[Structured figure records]
#####
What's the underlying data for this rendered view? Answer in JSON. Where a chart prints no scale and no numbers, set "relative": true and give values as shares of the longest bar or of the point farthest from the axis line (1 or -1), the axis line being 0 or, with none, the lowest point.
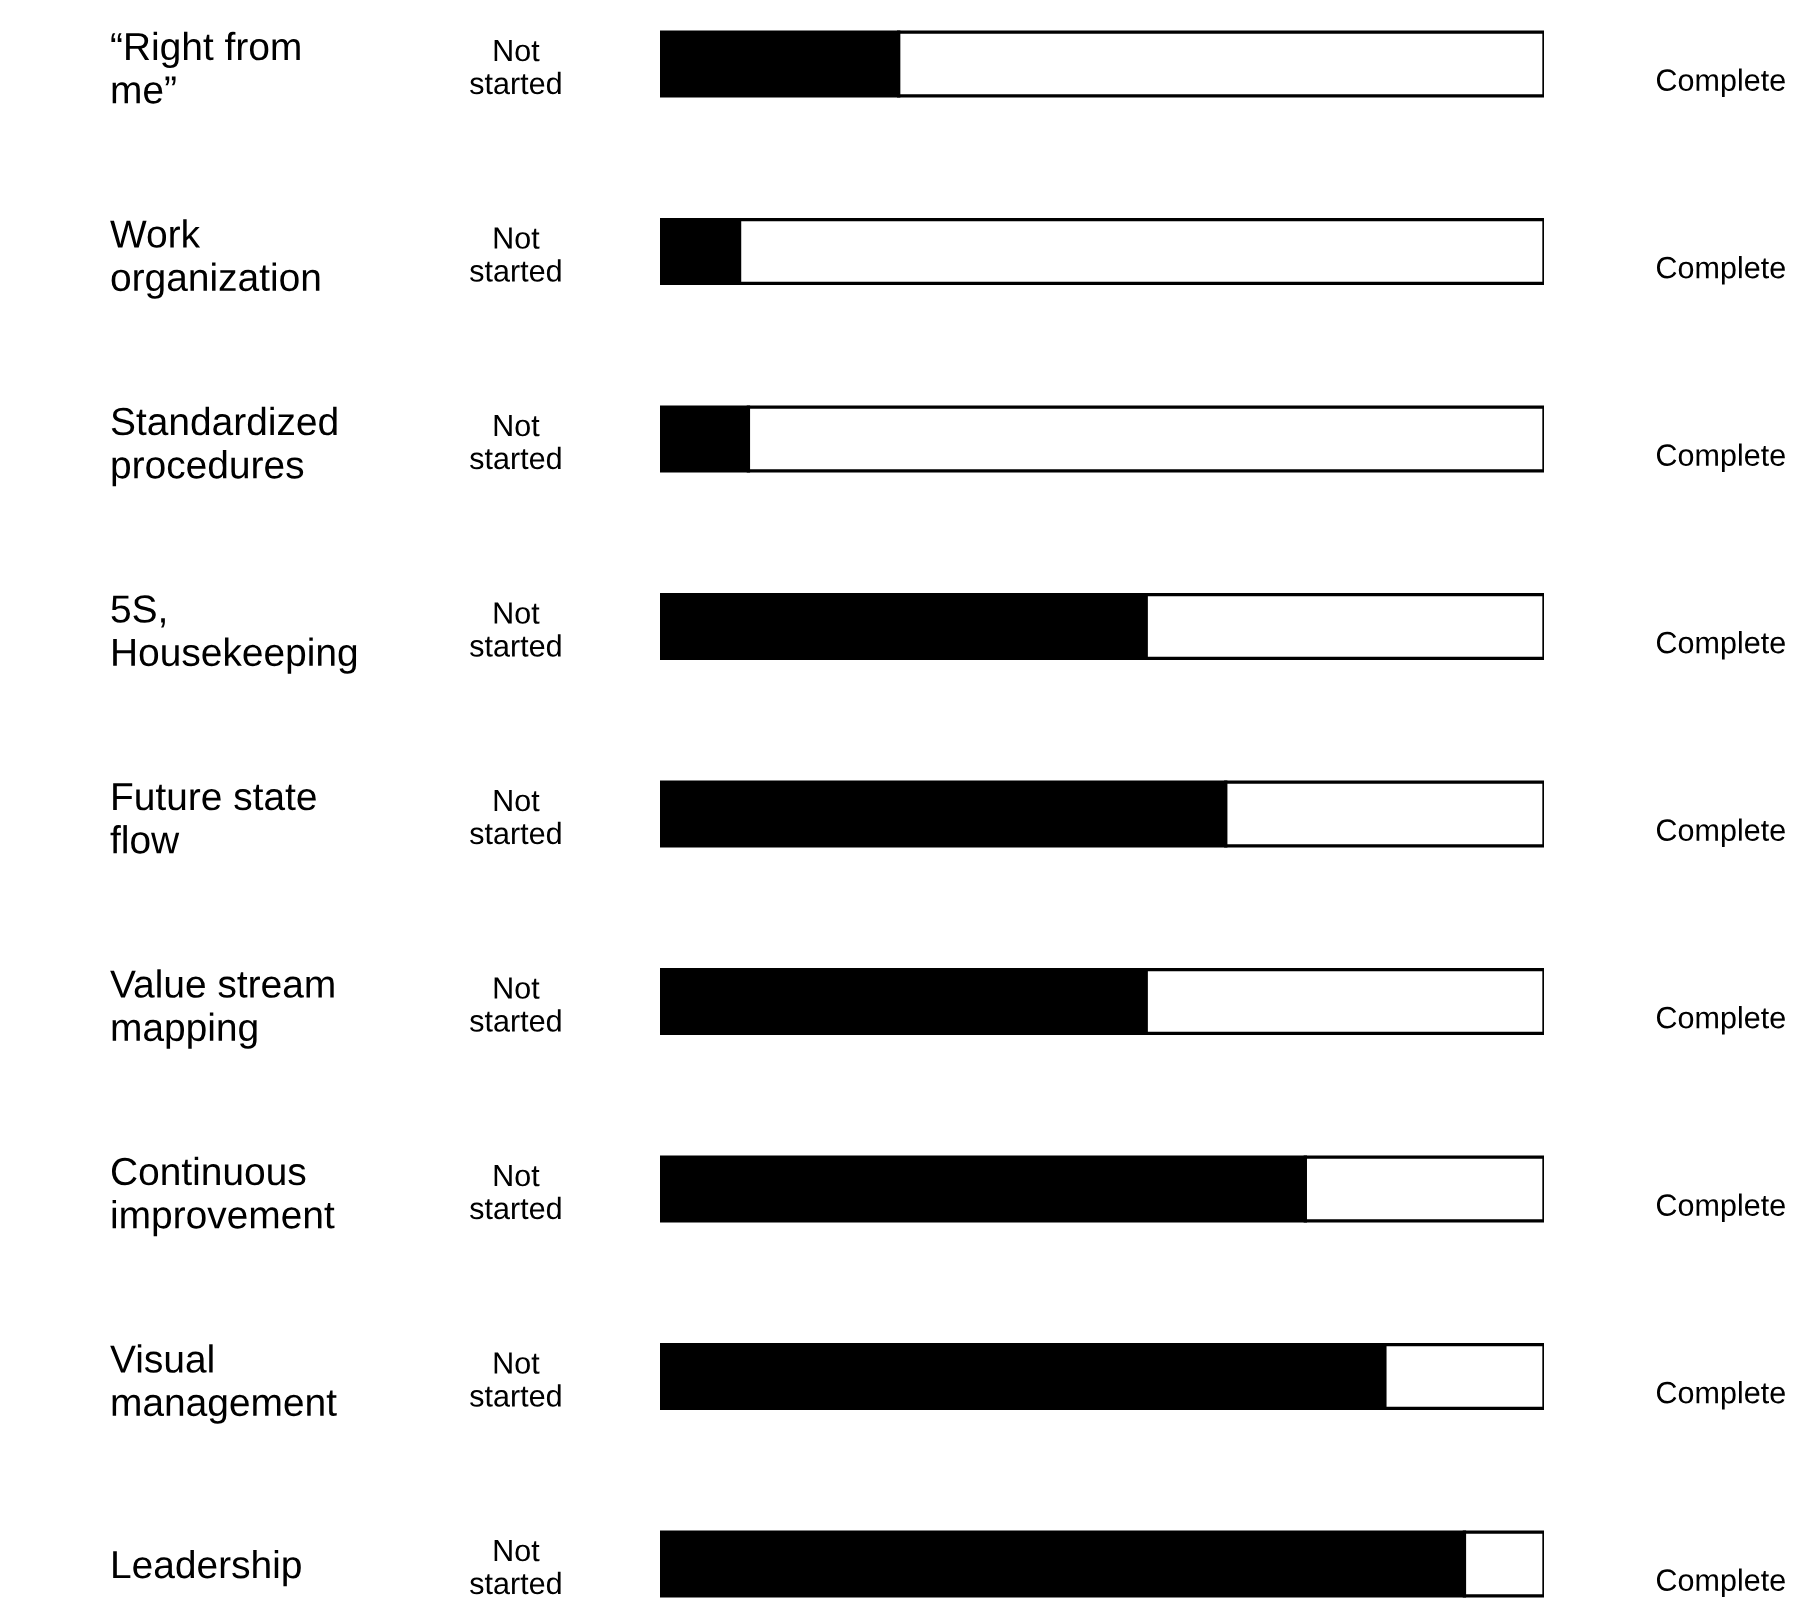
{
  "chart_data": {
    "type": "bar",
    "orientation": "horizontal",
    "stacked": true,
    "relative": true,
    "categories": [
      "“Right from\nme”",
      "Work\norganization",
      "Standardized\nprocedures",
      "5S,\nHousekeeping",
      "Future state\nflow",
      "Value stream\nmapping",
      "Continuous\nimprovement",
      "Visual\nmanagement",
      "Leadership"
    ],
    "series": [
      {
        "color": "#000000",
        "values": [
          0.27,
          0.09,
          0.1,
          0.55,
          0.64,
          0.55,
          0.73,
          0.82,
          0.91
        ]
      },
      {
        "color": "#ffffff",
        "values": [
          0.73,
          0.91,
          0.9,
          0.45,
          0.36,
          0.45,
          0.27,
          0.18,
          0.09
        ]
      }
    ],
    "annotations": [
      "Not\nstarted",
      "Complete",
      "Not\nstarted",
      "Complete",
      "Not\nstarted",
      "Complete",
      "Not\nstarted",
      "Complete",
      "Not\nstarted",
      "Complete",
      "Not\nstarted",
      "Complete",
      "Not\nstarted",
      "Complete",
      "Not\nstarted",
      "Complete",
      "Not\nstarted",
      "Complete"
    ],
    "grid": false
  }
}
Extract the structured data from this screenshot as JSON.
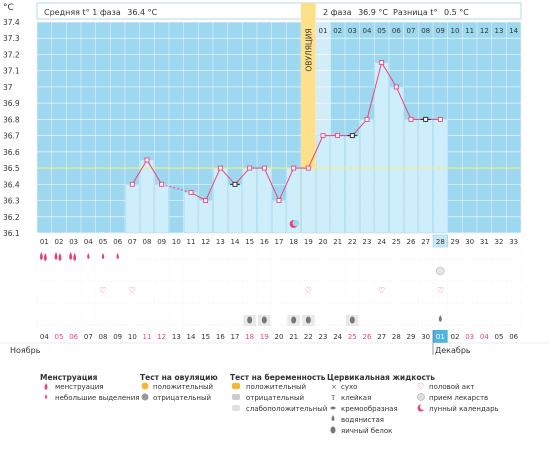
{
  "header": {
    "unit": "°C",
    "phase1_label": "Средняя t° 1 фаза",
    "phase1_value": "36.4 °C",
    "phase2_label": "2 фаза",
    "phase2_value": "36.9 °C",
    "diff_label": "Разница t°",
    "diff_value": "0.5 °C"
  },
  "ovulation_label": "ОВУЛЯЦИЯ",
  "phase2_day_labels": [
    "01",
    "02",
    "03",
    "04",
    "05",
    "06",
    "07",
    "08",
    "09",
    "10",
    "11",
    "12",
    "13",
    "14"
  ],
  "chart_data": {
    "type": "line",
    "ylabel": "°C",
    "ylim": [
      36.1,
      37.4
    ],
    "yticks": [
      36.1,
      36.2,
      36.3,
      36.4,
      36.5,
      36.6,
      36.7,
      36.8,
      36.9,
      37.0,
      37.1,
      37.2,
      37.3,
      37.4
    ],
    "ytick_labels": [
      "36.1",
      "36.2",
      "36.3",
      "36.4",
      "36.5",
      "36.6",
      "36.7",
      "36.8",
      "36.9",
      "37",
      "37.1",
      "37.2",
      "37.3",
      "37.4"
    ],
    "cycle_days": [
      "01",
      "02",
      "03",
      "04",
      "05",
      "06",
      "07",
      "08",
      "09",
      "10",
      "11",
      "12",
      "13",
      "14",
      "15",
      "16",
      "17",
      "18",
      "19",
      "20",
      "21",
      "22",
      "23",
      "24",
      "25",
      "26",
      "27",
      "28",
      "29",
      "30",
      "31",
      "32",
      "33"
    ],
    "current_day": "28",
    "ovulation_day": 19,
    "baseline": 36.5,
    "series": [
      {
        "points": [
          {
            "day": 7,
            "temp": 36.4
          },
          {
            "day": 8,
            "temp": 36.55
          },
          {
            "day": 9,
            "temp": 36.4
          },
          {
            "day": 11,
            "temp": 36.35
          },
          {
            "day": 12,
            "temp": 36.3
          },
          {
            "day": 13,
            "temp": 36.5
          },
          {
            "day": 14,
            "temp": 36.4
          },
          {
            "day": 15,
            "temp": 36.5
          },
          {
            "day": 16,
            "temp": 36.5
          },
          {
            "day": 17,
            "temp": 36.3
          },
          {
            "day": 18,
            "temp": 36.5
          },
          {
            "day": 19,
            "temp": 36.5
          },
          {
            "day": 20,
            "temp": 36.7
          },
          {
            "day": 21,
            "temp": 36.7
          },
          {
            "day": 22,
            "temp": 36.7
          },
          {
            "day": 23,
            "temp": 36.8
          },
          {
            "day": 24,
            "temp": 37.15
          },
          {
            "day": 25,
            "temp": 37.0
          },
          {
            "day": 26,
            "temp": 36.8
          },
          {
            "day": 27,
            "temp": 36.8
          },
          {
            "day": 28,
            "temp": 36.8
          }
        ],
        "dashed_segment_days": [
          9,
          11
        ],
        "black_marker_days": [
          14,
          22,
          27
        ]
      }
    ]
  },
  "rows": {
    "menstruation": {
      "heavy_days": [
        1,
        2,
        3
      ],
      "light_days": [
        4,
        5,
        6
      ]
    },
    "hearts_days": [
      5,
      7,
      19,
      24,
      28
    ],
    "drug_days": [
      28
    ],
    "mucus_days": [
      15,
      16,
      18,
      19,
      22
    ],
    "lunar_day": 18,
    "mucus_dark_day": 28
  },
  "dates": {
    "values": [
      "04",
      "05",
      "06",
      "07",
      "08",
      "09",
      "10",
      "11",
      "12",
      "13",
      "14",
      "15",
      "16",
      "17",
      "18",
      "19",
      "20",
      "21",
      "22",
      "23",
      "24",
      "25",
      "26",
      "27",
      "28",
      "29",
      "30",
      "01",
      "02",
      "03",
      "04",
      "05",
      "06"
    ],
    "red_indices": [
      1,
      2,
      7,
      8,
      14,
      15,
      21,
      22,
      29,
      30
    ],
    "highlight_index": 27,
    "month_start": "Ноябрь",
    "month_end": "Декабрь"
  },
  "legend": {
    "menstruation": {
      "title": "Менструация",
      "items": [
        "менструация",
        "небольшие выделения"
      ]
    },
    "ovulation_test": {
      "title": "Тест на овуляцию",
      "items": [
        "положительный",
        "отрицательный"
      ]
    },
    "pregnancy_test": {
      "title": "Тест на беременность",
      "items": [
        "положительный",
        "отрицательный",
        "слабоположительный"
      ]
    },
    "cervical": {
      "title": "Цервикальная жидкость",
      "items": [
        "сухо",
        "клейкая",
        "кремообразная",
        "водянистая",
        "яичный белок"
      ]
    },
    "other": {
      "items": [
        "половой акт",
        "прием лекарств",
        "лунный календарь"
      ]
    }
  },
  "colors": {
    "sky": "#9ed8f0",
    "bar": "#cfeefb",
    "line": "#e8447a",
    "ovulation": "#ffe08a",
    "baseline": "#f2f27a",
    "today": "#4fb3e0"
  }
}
#####
Every line of the material is to be quoted exactly, with no pictures carried over.

What's the underlying data for this rendered view? Answer in JSON. Where a chart prints no scale and no numbers, set "relative": true and give values as shares of the longest bar or of the point farthest from the axis line (1 or -1), the axis line being 0 or, with none, the lowest point.
{
  "chart_data": {
    "type": "bar",
    "orientation": "horizontal",
    "stacked": true,
    "relative": true,
    "categories": [
      "“Right from\nme”",
      "Work\norganization",
      "Standardized\nprocedures",
      "5S,\nHousekeeping",
      "Future state\nflow",
      "Value stream\nmapping",
      "Continuous\nimprovement",
      "Visual\nmanagement",
      "Leadership"
    ],
    "series": [
      {
        "color": "#000000",
        "values": [
          0.27,
          0.09,
          0.1,
          0.55,
          0.64,
          0.55,
          0.73,
          0.82,
          0.91
        ]
      },
      {
        "color": "#ffffff",
        "values": [
          0.73,
          0.91,
          0.9,
          0.45,
          0.36,
          0.45,
          0.27,
          0.18,
          0.09
        ]
      }
    ],
    "annotations": [
      "Not\nstarted",
      "Complete",
      "Not\nstarted",
      "Complete",
      "Not\nstarted",
      "Complete",
      "Not\nstarted",
      "Complete",
      "Not\nstarted",
      "Complete",
      "Not\nstarted",
      "Complete",
      "Not\nstarted",
      "Complete",
      "Not\nstarted",
      "Complete",
      "Not\nstarted",
      "Complete"
    ],
    "grid": false
  }
}
Extract the structured data from this screenshot as JSON.
{
  "header": {
    "unit": "°C",
    "phase1_label": "Средняя t° 1 фаза",
    "phase1_value": "36.4 °C",
    "phase2_label": "2 фаза",
    "phase2_value": "36.9 °C",
    "diff_label": "Разница t°",
    "diff_value": "0.5 °C"
  },
  "ovulation_label": "ОВУЛЯЦИЯ",
  "phase2_day_labels": [
    "01",
    "02",
    "03",
    "04",
    "05",
    "06",
    "07",
    "08",
    "09",
    "10",
    "11",
    "12",
    "13",
    "14"
  ],
  "chart_data": {
    "type": "line",
    "ylabel": "°C",
    "ylim": [
      36.1,
      37.4
    ],
    "yticks": [
      36.1,
      36.2,
      36.3,
      36.4,
      36.5,
      36.6,
      36.7,
      36.8,
      36.9,
      37.0,
      37.1,
      37.2,
      37.3,
      37.4
    ],
    "ytick_labels": [
      "36.1",
      "36.2",
      "36.3",
      "36.4",
      "36.5",
      "36.6",
      "36.7",
      "36.8",
      "36.9",
      "37",
      "37.1",
      "37.2",
      "37.3",
      "37.4"
    ],
    "cycle_days": [
      "01",
      "02",
      "03",
      "04",
      "05",
      "06",
      "07",
      "08",
      "09",
      "10",
      "11",
      "12",
      "13",
      "14",
      "15",
      "16",
      "17",
      "18",
      "19",
      "20",
      "21",
      "22",
      "23",
      "24",
      "25",
      "26",
      "27",
      "28",
      "29",
      "30",
      "31",
      "32",
      "33"
    ],
    "current_day": "28",
    "ovulation_day": 19,
    "baseline": 36.5,
    "series": [
      {
        "points": [
          {
            "day": 7,
            "temp": 36.4
          },
          {
            "day": 8,
            "temp": 36.55
          },
          {
            "day": 9,
            "temp": 36.4
          },
          {
            "day": 11,
            "temp": 36.35
          },
          {
            "day": 12,
            "temp": 36.3
          },
          {
            "day": 13,
            "temp": 36.5
          },
          {
            "day": 14,
            "temp": 36.4
          },
          {
            "day": 15,
            "temp": 36.5
          },
          {
            "day": 16,
            "temp": 36.5
          },
          {
            "day": 17,
            "temp": 36.3
          },
          {
            "day": 18,
            "temp": 36.5
          },
          {
            "day": 19,
            "temp": 36.5
          },
          {
            "day": 20,
            "temp": 36.7
          },
          {
            "day": 21,
            "temp": 36.7
          },
          {
            "day": 22,
            "temp": 36.7
          },
          {
            "day": 23,
            "temp": 36.8
          },
          {
            "day": 24,
            "temp": 37.15
          },
          {
            "day": 25,
            "temp": 37.0
          },
          {
            "day": 26,
            "temp": 36.8
          },
          {
            "day": 27,
            "temp": 36.8
          },
          {
            "day": 28,
            "temp": 36.8
          }
        ],
        "dashed_segment_days": [
          9,
          11
        ],
        "black_marker_days": [
          14,
          22,
          27
        ]
      }
    ]
  },
  "rows": {
    "menstruation": {
      "heavy_days": [
        1,
        2,
        3
      ],
      "light_days": [
        4,
        5,
        6
      ]
    },
    "hearts_days": [
      5,
      7,
      19,
      24,
      28
    ],
    "drug_days": [
      28
    ],
    "mucus_days": [
      15,
      16,
      18,
      19,
      22
    ],
    "lunar_day": 18,
    "mucus_dark_day": 28
  },
  "dates": {
    "values": [
      "04",
      "05",
      "06",
      "07",
      "08",
      "09",
      "10",
      "11",
      "12",
      "13",
      "14",
      "15",
      "16",
      "17",
      "18",
      "19",
      "20",
      "21",
      "22",
      "23",
      "24",
      "25",
      "26",
      "27",
      "28",
      "29",
      "30",
      "01",
      "02",
      "03",
      "04",
      "05",
      "06"
    ],
    "red_indices": [
      1,
      2,
      7,
      8,
      14,
      15,
      21,
      22,
      29,
      30
    ],
    "highlight_index": 27,
    "month_start": "Ноябрь",
    "month_end": "Декабрь"
  },
  "legend": {
    "menstruation": {
      "title": "Менструация",
      "items": [
        "менструация",
        "небольшие выделения"
      ]
    },
    "ovulation_test": {
      "title": "Тест на овуляцию",
      "items": [
        "положительный",
        "отрицательный"
      ]
    },
    "pregnancy_test": {
      "title": "Тест на беременность",
      "items": [
        "положительный",
        "отрицательный",
        "слабоположительный"
      ]
    },
    "cervical": {
      "title": "Цервикальная жидкость",
      "items": [
        "сухо",
        "клейкая",
        "кремообразная",
        "водянистая",
        "яичный белок"
      ]
    },
    "other": {
      "items": [
        "половой акт",
        "прием лекарств",
        "лунный календарь"
      ]
    }
  },
  "colors": {
    "sky": "#9ed8f0",
    "bar": "#cfeefb",
    "line": "#e8447a",
    "ovulation": "#ffe08a",
    "baseline": "#f2f27a",
    "today": "#4fb3e0"
  }
}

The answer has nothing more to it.